### The input
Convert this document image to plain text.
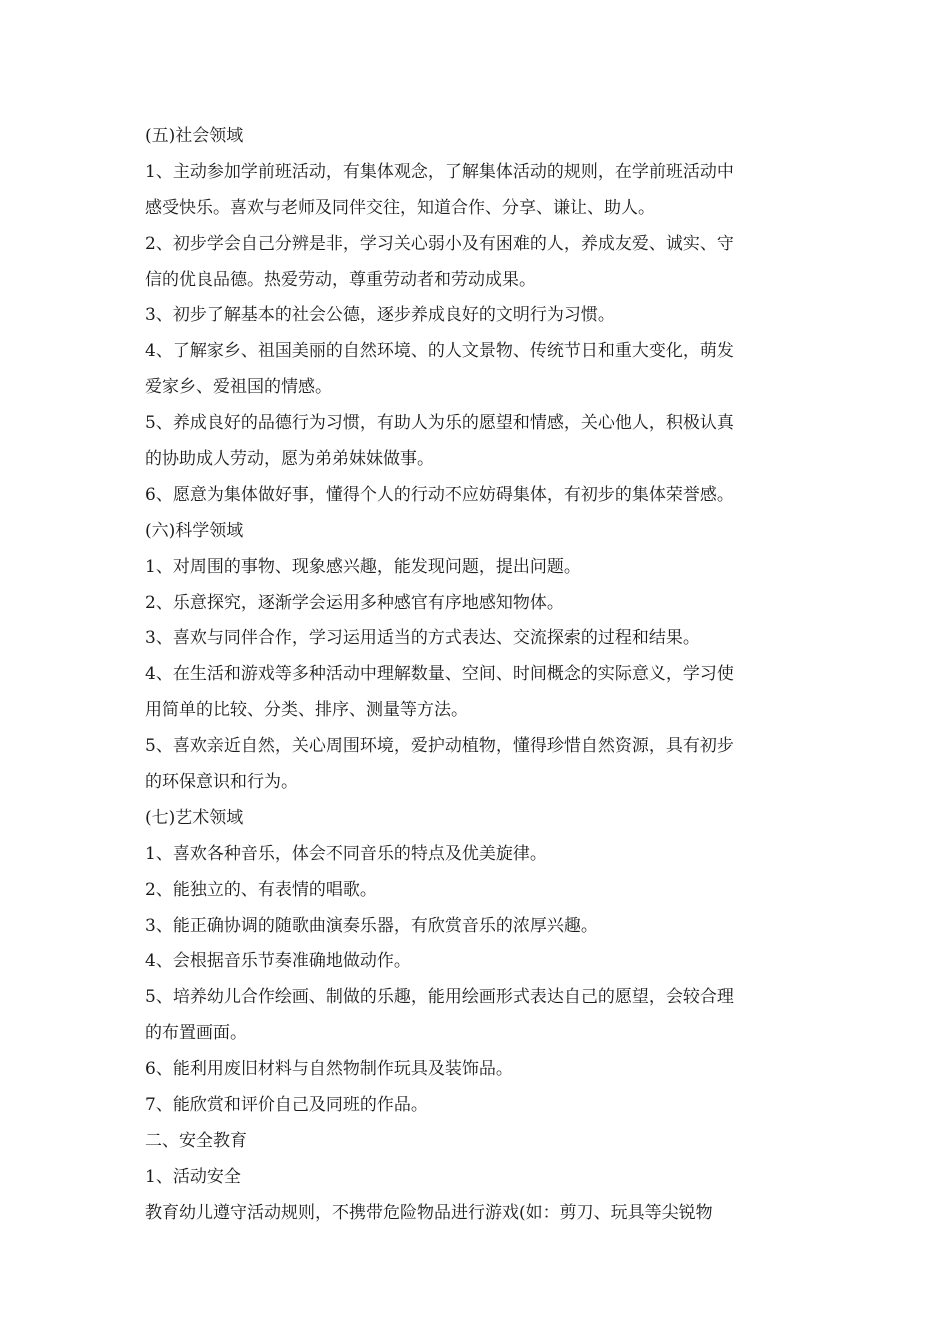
(五)社会领域
1、主动参加学前班活动，有集体观念，了解集体活动的规则，在学前班活动中
感受快乐。喜欢与老师及同伴交往，知道合作、分享、谦让、助人。
2、初步学会自己分辨是非，学习关心弱小及有困难的人，养成友爱、诚实、守
信的优良品德。热爱劳动，尊重劳动者和劳动成果。
3、初步了解基本的社会公德，逐步养成良好的文明行为习惯。
4、了解家乡、祖国美丽的自然环境、的人文景物、传统节日和重大变化，萌发
爱家乡、爱祖国的情感。
5、养成良好的品德行为习惯，有助人为乐的愿望和情感，关心他人，积极认真
的协助成人劳动，愿为弟弟妹妹做事。
6、愿意为集体做好事，懂得个人的行动不应妨碍集体，有初步的集体荣誉感。
(六)科学领域
1、对周围的事物、现象感兴趣，能发现问题，提出问题。
2、乐意探究，逐渐学会运用多种感官有序地感知物体。
3、喜欢与同伴合作，学习运用适当的方式表达、交流探索的过程和结果。
4、在生活和游戏等多种活动中理解数量、空间、时间概念的实际意义，学习使
用简单的比较、分类、排序、测量等方法。
5、喜欢亲近自然，关心周围环境，爱护动植物，懂得珍惜自然资源，具有初步
的环保意识和行为。
(七)艺术领域
1、喜欢各种音乐，体会不同音乐的特点及优美旋律。
2、能独立的、有表情的唱歌。
3、能正确协调的随歌曲演奏乐器，有欣赏音乐的浓厚兴趣。
4、会根据音乐节奏准确地做动作。
5、培养幼儿合作绘画、制做的乐趣，能用绘画形式表达自己的愿望，会较合理
的布置画面。
6、能利用废旧材料与自然物制作玩具及装饰品。
7、能欣赏和评价自己及同班的作品。
二、安全教育
1、活动安全
教育幼儿遵守活动规则，不携带危险物品进行游戏(如：剪刀、玩具等尖锐物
######
### Your instructions
The data above needs to be retyped exactly, with the images left out.

### Finished answer
Convert this document image to plain text.
(五)社会领域
1、主动参加学前班活动，有集体观念，了解集体活动的规则，在学前班活动中
感受快乐。喜欢与老师及同伴交往，知道合作、分享、谦让、助人。
2、初步学会自己分辨是非，学习关心弱小及有困难的人，养成友爱、诚实、守
信的优良品德。热爱劳动，尊重劳动者和劳动成果。
3、初步了解基本的社会公德，逐步养成良好的文明行为习惯。
4、了解家乡、祖国美丽的自然环境、的人文景物、传统节日和重大变化，萌发
爱家乡、爱祖国的情感。
5、养成良好的品德行为习惯，有助人为乐的愿望和情感，关心他人，积极认真
的协助成人劳动，愿为弟弟妹妹做事。
6、愿意为集体做好事，懂得个人的行动不应妨碍集体，有初步的集体荣誉感。
(六)科学领域
1、对周围的事物、现象感兴趣，能发现问题，提出问题。
2、乐意探究，逐渐学会运用多种感官有序地感知物体。
3、喜欢与同伴合作，学习运用适当的方式表达、交流探索的过程和结果。
4、在生活和游戏等多种活动中理解数量、空间、时间概念的实际意义，学习使
用简单的比较、分类、排序、测量等方法。
5、喜欢亲近自然，关心周围环境，爱护动植物，懂得珍惜自然资源，具有初步
的环保意识和行为。
(七)艺术领域
1、喜欢各种音乐，体会不同音乐的特点及优美旋律。
2、能独立的、有表情的唱歌。
3、能正确协调的随歌曲演奏乐器，有欣赏音乐的浓厚兴趣。
4、会根据音乐节奏准确地做动作。
5、培养幼儿合作绘画、制做的乐趣，能用绘画形式表达自己的愿望，会较合理
的布置画面。
6、能利用废旧材料与自然物制作玩具及装饰品。
7、能欣赏和评价自己及同班的作品。
二、安全教育
1、活动安全
教育幼儿遵守活动规则，不携带危险物品进行游戏(如：剪刀、玩具等尖锐物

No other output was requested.